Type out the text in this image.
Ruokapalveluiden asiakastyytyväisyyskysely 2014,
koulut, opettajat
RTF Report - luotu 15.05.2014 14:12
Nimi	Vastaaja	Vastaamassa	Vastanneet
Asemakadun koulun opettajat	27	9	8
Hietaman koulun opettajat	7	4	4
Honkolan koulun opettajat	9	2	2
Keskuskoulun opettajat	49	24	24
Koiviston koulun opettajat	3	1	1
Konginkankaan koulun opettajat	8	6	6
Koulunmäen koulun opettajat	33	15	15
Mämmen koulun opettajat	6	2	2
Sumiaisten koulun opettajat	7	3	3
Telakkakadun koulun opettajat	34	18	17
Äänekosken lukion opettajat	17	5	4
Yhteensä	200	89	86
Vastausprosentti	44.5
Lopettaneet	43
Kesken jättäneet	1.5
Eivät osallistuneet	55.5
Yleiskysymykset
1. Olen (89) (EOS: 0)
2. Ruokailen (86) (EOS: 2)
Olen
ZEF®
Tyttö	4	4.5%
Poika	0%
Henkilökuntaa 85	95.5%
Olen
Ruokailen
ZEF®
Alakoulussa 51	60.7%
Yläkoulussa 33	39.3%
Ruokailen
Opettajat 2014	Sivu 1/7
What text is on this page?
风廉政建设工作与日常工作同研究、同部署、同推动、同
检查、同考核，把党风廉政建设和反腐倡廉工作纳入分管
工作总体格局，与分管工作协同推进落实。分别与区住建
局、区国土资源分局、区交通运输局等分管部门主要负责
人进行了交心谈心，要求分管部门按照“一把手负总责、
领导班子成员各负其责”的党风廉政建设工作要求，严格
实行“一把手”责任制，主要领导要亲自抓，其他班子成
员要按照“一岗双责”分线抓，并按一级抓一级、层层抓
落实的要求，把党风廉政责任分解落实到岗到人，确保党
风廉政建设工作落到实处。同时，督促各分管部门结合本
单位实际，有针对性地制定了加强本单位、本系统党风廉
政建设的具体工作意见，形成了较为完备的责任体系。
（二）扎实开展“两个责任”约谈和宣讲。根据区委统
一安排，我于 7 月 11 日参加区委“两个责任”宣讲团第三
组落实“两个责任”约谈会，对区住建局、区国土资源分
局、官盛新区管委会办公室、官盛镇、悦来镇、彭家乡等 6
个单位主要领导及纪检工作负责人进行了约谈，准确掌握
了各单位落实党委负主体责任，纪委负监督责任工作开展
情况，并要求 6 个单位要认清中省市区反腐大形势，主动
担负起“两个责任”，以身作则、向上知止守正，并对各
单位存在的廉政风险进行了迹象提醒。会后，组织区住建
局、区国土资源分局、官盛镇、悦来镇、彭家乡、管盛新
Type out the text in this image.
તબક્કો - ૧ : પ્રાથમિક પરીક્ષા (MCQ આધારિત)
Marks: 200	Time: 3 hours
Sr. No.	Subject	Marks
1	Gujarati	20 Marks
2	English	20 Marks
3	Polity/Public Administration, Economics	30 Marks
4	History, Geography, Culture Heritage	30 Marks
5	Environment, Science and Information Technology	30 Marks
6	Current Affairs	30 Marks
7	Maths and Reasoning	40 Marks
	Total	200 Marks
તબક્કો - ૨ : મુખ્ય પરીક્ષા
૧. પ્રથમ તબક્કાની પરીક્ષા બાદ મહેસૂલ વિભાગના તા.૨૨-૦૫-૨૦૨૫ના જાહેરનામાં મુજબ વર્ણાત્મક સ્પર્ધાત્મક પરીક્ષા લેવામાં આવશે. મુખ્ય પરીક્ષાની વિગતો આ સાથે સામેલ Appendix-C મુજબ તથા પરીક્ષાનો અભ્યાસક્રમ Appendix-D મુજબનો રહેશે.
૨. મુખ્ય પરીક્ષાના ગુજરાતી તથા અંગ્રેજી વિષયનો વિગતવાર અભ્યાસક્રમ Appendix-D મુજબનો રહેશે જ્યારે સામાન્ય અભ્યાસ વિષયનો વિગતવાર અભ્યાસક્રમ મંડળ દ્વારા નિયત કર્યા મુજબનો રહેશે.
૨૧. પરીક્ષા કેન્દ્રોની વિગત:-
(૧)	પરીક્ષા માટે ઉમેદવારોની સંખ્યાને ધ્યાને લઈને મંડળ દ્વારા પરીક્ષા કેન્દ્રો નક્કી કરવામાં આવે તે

-------------------------

> Exercise directions: Look above for lines with the word "Appendix" and copy them all.

> Exercise answer:
૧. પ્રથમ તબક્કાની પરીક્ષા બાદ મહેસૂલ વિભાગના તા.૨૨-૦૫-૨૦૨૫ના જાહેરનામાં મુજબ વર્ણાત્મક સ્પર્ધાત્મક પરીક્ષા લેવામાં આવશે. મુખ્ય પરીક્ષાની વિગતો આ સાથે સામેલ Appendix-C મુજબ તથા પરીક્ષાનો અભ્યાસક્રમ Appendix-D મુજબનો રહેશે.
૨. મુખ્ય પરીક્ષાના ગુજરાતી તથા અંગ્રેજી વિષયનો વિગતવાર અભ્યાસક્રમ Appendix-D મુજબનો રહેશે જ્યારે સામાન્ય અભ્યાસ વિષયનો વિગતવાર અભ્યાસક્રમ મંડળ દ્વારા નિયત કર્યા મુજબનો રહેશે.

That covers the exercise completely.